Data records
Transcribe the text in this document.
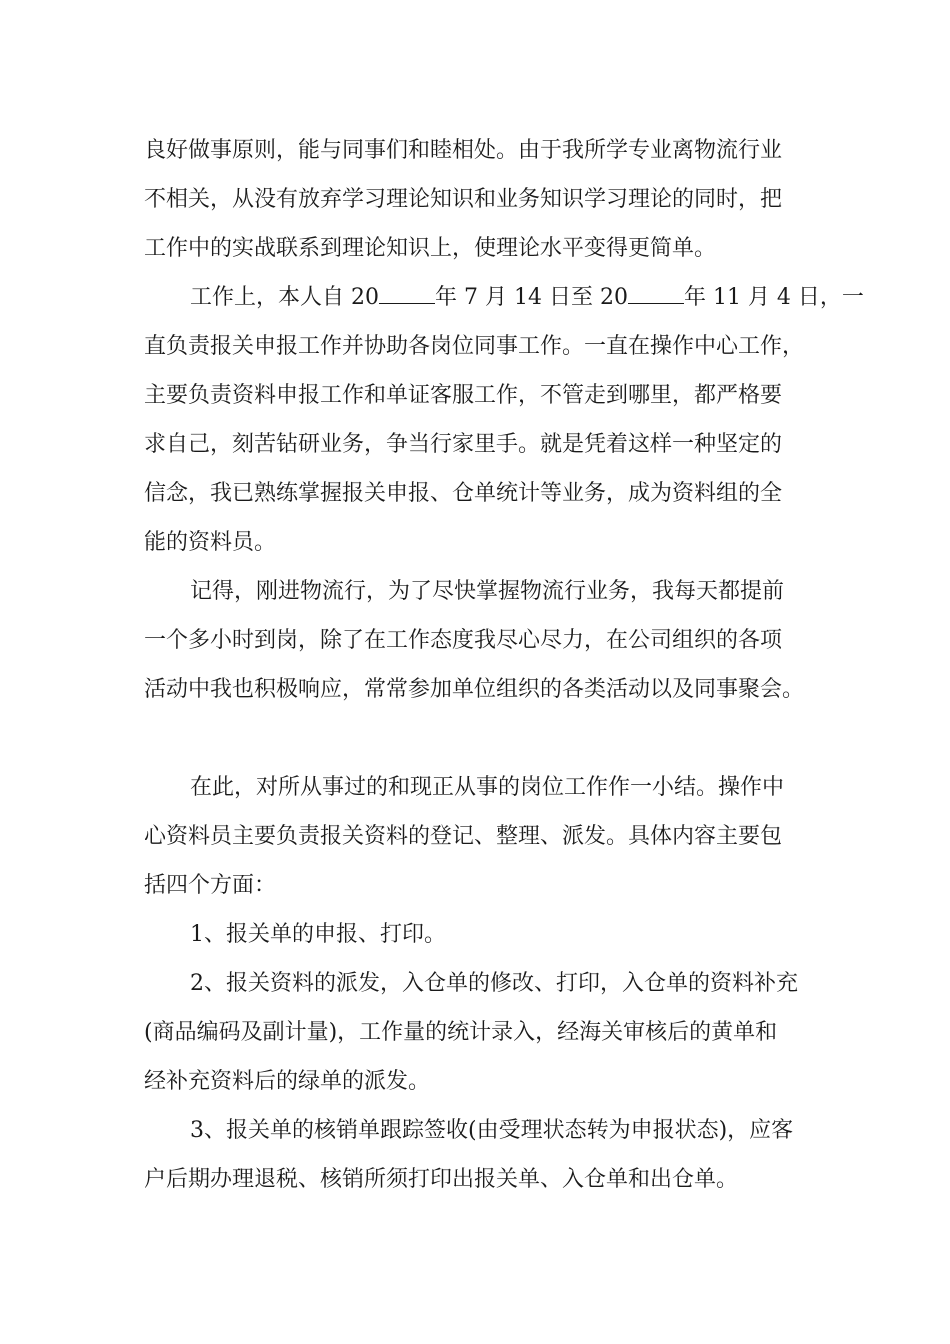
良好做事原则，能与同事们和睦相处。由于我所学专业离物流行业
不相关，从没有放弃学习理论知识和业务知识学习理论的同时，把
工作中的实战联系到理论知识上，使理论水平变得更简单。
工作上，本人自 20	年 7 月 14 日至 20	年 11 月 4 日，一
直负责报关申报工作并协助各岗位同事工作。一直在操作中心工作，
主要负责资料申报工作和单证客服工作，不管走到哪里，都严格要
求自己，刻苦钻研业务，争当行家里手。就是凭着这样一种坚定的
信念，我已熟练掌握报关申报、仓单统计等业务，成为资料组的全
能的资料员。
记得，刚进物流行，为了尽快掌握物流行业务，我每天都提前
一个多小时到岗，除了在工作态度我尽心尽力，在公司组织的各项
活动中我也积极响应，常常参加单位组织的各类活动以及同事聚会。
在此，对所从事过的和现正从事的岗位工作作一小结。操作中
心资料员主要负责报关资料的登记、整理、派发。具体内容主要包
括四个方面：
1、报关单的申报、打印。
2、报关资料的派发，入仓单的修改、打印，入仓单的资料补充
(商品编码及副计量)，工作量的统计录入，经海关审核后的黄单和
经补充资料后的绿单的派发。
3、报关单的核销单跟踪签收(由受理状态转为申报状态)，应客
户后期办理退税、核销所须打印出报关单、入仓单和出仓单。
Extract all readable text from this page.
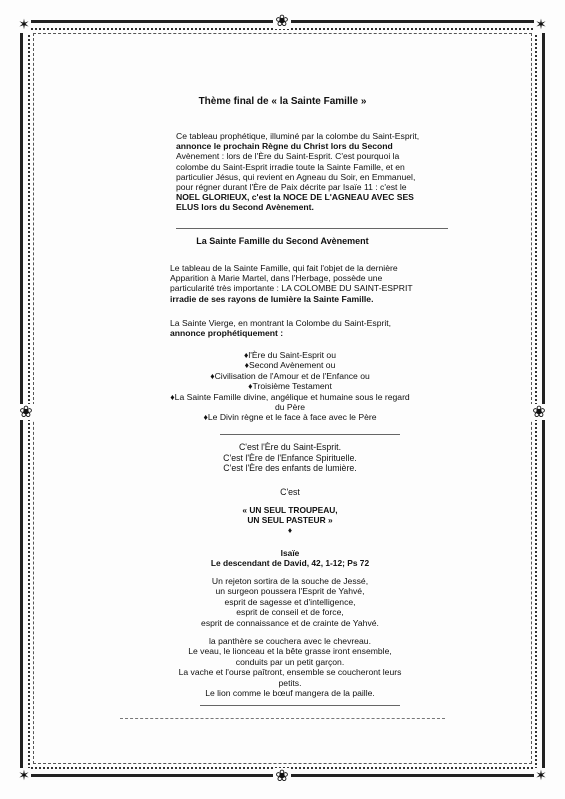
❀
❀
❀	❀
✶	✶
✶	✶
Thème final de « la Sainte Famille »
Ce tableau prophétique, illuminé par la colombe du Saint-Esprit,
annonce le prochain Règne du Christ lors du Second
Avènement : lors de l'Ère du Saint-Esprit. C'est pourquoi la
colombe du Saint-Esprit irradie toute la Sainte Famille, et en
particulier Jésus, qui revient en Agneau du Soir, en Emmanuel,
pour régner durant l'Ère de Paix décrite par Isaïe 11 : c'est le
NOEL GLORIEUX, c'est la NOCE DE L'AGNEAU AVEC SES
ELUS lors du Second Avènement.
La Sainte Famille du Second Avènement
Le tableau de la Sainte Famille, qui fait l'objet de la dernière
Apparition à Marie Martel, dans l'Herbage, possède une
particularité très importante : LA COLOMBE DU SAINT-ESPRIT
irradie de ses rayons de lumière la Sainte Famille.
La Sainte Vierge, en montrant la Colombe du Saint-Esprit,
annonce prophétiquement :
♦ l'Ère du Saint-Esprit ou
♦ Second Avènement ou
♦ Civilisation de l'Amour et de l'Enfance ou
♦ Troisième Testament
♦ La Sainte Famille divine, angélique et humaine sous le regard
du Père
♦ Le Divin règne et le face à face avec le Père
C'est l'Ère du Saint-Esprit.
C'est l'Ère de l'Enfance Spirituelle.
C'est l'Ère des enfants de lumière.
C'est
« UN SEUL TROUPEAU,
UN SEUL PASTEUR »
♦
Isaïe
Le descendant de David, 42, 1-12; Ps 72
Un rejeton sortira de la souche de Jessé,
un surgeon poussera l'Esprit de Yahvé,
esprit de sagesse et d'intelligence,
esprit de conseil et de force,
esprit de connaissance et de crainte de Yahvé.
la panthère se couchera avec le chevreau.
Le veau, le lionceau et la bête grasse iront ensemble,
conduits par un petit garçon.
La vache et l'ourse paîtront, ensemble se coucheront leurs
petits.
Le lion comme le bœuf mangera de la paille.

- Problem to solve
Find the word "lors" in the data and show each line that holds it.

- Exercise result
annonce le prochain Règne du Christ lors du Second
Avènement : lors de l'Ère du Saint-Esprit. C'est pourquoi la
ELUS lors du Second Avènement.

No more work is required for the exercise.